- Data lines
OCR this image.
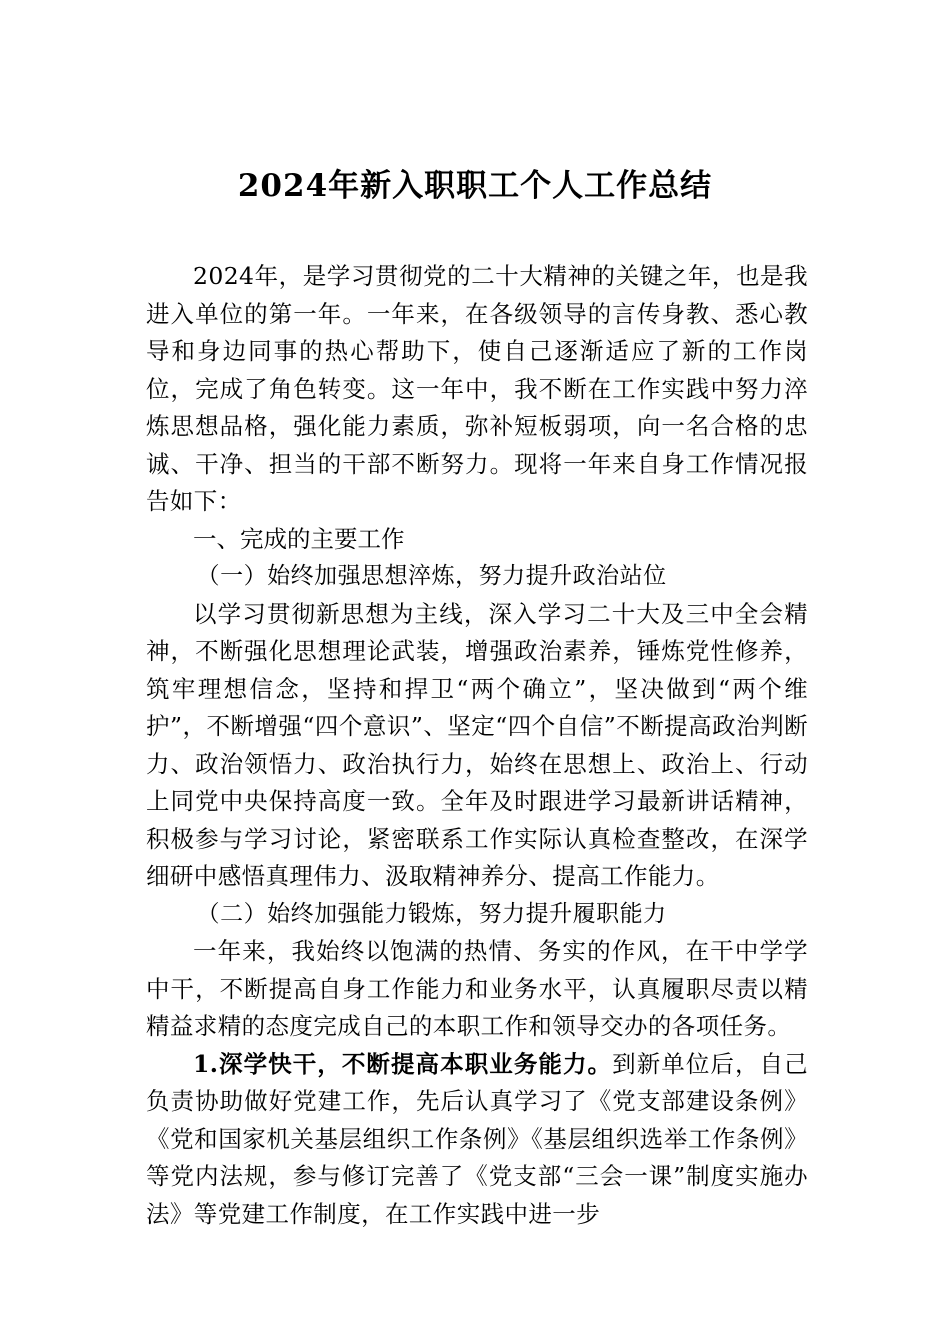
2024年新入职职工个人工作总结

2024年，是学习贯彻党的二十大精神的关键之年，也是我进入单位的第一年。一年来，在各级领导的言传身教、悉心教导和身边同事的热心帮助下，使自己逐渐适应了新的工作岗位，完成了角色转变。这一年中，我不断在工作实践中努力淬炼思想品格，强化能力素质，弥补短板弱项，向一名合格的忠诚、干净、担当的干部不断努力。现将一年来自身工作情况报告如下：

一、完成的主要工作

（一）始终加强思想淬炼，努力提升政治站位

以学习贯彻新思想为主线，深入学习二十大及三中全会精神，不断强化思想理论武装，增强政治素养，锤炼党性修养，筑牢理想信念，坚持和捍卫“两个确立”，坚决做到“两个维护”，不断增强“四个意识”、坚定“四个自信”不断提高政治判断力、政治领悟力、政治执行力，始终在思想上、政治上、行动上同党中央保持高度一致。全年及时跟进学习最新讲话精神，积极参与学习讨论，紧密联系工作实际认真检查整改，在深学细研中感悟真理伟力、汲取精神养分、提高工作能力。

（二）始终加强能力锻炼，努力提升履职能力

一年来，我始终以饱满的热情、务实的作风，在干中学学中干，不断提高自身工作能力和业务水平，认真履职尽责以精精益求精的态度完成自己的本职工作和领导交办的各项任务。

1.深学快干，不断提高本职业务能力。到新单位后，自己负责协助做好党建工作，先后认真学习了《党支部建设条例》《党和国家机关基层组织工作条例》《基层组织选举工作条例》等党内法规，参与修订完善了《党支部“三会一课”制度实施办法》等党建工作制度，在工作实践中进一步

- Task
Repeat the listing verbatim. Skip the pictures.

- Reply to the task
OCR this image.
2024年新入职职工个人工作总结

2024年，是学习贯彻党的二十大精神的关键之年，也是我进入单位的第一年。一年来，在各级领导的言传身教、悉心教导和身边同事的热心帮助下，使自己逐渐适应了新的工作岗位，完成了角色转变。这一年中，我不断在工作实践中努力淬炼思想品格，强化能力素质，弥补短板弱项，向一名合格的忠诚、干净、担当的干部不断努力。现将一年来自身工作情况报告如下：

一、完成的主要工作

（一）始终加强思想淬炼，努力提升政治站位

以学习贯彻新思想为主线，深入学习二十大及三中全会精神，不断强化思想理论武装，增强政治素养，锤炼党性修养，筑牢理想信念，坚持和捍卫“两个确立”，坚决做到“两个维护”，不断增强“四个意识”、坚定“四个自信”不断提高政治判断力、政治领悟力、政治执行力，始终在思想上、政治上、行动上同党中央保持高度一致。全年及时跟进学习最新讲话精神，积极参与学习讨论，紧密联系工作实际认真检查整改，在深学细研中感悟真理伟力、汲取精神养分、提高工作能力。

（二）始终加强能力锻炼，努力提升履职能力

一年来，我始终以饱满的热情、务实的作风，在干中学学中干，不断提高自身工作能力和业务水平，认真履职尽责以精精益求精的态度完成自己的本职工作和领导交办的各项任务。

1.深学快干，不断提高本职业务能力。到新单位后，自己负责协助做好党建工作，先后认真学习了《党支部建设条例》《党和国家机关基层组织工作条例》《基层组织选举工作条例》等党内法规，参与修订完善了《党支部“三会一课”制度实施办法》等党建工作制度，在工作实践中进一步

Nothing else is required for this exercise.